» Task directions: Everything from the line containing "Output a JSON" through the last line of the records below should be printed exactly, please, and nothing else.
═══
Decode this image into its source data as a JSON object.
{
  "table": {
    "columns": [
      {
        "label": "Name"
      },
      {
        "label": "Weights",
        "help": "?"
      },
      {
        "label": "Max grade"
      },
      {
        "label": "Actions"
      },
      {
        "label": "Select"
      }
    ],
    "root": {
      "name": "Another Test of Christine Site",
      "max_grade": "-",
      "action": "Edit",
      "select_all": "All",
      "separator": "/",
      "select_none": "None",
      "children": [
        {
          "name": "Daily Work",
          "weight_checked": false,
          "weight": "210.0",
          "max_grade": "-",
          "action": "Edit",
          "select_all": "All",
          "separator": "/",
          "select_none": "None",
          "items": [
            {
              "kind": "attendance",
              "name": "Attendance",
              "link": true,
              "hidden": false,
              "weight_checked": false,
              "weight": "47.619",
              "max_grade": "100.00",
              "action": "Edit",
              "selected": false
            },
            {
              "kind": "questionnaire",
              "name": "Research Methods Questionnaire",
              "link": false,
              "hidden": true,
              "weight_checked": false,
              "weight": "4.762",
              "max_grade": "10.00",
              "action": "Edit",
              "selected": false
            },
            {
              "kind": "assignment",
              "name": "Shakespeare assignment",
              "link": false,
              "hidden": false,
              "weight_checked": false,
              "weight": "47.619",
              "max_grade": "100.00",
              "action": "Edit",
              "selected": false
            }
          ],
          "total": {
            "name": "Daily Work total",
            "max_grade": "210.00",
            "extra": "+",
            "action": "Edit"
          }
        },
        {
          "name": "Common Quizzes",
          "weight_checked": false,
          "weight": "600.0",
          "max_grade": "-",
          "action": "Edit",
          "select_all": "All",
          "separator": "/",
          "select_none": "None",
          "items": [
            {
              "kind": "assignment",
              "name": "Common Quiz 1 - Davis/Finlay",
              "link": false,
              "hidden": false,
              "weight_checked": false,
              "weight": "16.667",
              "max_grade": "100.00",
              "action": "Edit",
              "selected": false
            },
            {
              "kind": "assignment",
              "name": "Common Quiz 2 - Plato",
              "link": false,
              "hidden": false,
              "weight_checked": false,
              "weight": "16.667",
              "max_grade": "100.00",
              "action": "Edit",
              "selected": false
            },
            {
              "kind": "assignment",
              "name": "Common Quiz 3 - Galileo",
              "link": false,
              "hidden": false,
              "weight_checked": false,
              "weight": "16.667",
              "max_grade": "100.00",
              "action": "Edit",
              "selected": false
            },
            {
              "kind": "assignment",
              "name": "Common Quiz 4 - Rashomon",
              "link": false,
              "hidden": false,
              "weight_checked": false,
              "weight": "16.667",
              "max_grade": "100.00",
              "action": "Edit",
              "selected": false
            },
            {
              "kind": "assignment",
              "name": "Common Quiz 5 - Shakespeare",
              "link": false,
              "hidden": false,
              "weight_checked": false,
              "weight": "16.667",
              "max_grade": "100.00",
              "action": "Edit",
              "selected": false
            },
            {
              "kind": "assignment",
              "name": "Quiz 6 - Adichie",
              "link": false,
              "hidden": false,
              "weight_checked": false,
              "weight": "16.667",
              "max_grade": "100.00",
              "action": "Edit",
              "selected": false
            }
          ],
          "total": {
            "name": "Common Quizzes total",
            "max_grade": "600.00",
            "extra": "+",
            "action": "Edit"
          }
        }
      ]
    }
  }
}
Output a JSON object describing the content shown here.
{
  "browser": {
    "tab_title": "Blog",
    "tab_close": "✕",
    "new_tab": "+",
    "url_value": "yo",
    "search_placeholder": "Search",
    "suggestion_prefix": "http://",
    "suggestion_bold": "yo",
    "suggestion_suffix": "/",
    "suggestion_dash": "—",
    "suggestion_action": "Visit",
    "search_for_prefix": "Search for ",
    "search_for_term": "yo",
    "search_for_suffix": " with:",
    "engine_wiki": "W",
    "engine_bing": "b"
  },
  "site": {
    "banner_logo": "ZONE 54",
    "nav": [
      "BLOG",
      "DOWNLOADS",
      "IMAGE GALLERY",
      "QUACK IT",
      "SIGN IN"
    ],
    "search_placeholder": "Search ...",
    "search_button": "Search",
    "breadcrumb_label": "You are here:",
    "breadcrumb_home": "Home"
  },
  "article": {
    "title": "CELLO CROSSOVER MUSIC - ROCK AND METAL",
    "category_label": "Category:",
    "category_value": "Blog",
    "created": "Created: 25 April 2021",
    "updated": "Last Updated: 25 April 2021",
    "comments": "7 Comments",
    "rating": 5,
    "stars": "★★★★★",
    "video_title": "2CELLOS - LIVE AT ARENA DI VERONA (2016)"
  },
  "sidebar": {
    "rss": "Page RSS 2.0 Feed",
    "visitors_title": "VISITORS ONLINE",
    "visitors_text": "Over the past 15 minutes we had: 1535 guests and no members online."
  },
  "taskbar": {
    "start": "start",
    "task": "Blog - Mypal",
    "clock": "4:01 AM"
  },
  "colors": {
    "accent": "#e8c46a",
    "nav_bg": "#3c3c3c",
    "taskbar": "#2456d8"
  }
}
═══
» Output of the task:
Output a JSON object describing the content shown here.
{
  "browser": {
    "tab_title": "Blog",
    "tab_close": "✕",
    "new_tab": "+",
    "url_value": "yo",
    "search_placeholder": "Search",
    "suggestion_prefix": "http://",
    "suggestion_bold": "yo",
    "suggestion_suffix": "/",
    "suggestion_dash": "—",
    "suggestion_action": "Visit",
    "search_for_prefix": "Search for ",
    "search_for_term": "yo",
    "search_for_suffix": " with:",
    "engine_wiki": "W",
    "engine_bing": "b"
  },
  "site": {
    "banner_logo": "ZONE 54",
    "nav": [
      "BLOG",
      "DOWNLOADS",
      "IMAGE GALLERY",
      "QUACK IT",
      "SIGN IN"
    ],
    "search_placeholder": "Search ...",
    "search_button": "Search",
    "breadcrumb_label": "You are here:",
    "breadcrumb_home": "Home"
  },
  "article": {
    "title": "CELLO CROSSOVER MUSIC - ROCK AND METAL",
    "category_label": "Category:",
    "category_value": "Blog",
    "created": "Created: 25 April 2021",
    "updated": "Last Updated: 25 April 2021",
    "comments": "7 Comments",
    "rating": 5,
    "stars": "★★★★★",
    "video_title": "2CELLOS - LIVE AT ARENA DI VERONA (2016)"
  },
  "sidebar": {
    "rss": "Page RSS 2.0 Feed",
    "visitors_title": "VISITORS ONLINE",
    "visitors_text": "Over the past 15 minutes we had: 1535 guests and no members online."
  },
  "taskbar": {
    "start": "start",
    "task": "Blog - Mypal",
    "clock": "4:01 AM"
  },
  "colors": {
    "accent": "#e8c46a",
    "nav_bg": "#3c3c3c",
    "taskbar": "#2456d8"
  }
}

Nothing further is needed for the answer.